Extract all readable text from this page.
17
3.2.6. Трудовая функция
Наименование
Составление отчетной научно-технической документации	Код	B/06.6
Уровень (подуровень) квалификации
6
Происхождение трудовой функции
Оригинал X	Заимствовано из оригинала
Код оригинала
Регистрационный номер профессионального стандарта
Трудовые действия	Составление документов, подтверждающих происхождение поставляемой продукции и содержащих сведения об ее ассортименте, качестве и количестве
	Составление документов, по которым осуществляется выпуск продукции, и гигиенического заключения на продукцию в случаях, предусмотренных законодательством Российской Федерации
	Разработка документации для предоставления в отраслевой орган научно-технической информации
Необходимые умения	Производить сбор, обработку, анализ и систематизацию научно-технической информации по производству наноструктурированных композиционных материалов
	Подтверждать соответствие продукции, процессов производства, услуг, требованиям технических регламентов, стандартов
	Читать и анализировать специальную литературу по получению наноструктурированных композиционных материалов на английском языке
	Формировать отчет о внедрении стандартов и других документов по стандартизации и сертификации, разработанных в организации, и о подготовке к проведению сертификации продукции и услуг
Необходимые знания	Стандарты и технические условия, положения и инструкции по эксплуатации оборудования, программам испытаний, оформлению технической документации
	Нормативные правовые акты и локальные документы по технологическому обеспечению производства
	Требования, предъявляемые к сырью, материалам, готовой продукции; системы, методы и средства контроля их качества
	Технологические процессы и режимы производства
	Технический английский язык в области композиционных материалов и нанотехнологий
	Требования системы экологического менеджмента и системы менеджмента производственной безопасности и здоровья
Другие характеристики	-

■ Exercise prompt ■
Here, the records must be output exactly and in full.

■ Task solution ■
Extract all readable text from this page.
17
3.2.6. Трудовая функция
Наименование
Составление отчетной научно-технической документации	Код	B/06.6
Уровень (подуровень) квалификации
6
Происхождение трудовой функции
Оригинал X	Заимствовано из оригинала
Код оригинала
Регистрационный номер профессионального стандарта
Трудовые действия	Составление документов, подтверждающих происхождение поставляемой продукции и содержащих сведения об ее ассортименте, качестве и количестве
	Составление документов, по которым осуществляется выпуск продукции, и гигиенического заключения на продукцию в случаях, предусмотренных законодательством Российской Федерации
	Разработка документации для предоставления в отраслевой орган научно-технической информации
Необходимые умения	Производить сбор, обработку, анализ и систематизацию научно-технической информации по производству наноструктурированных композиционных материалов
	Подтверждать соответствие продукции, процессов производства, услуг, требованиям технических регламентов, стандартов
	Читать и анализировать специальную литературу по получению наноструктурированных композиционных материалов на английском языке
	Формировать отчет о внедрении стандартов и других документов по стандартизации и сертификации, разработанных в организации, и о подготовке к проведению сертификации продукции и услуг
Необходимые знания	Стандарты и технические условия, положения и инструкции по эксплуатации оборудования, программам испытаний, оформлению технической документации
	Нормативные правовые акты и локальные документы по технологическому обеспечению производства
	Требования, предъявляемые к сырью, материалам, готовой продукции; системы, методы и средства контроля их качества
	Технологические процессы и режимы производства
	Технический английский язык в области композиционных материалов и нанотехнологий
	Требования системы экологического менеджмента и системы менеджмента производственной безопасности и здоровья
Другие характеристики	-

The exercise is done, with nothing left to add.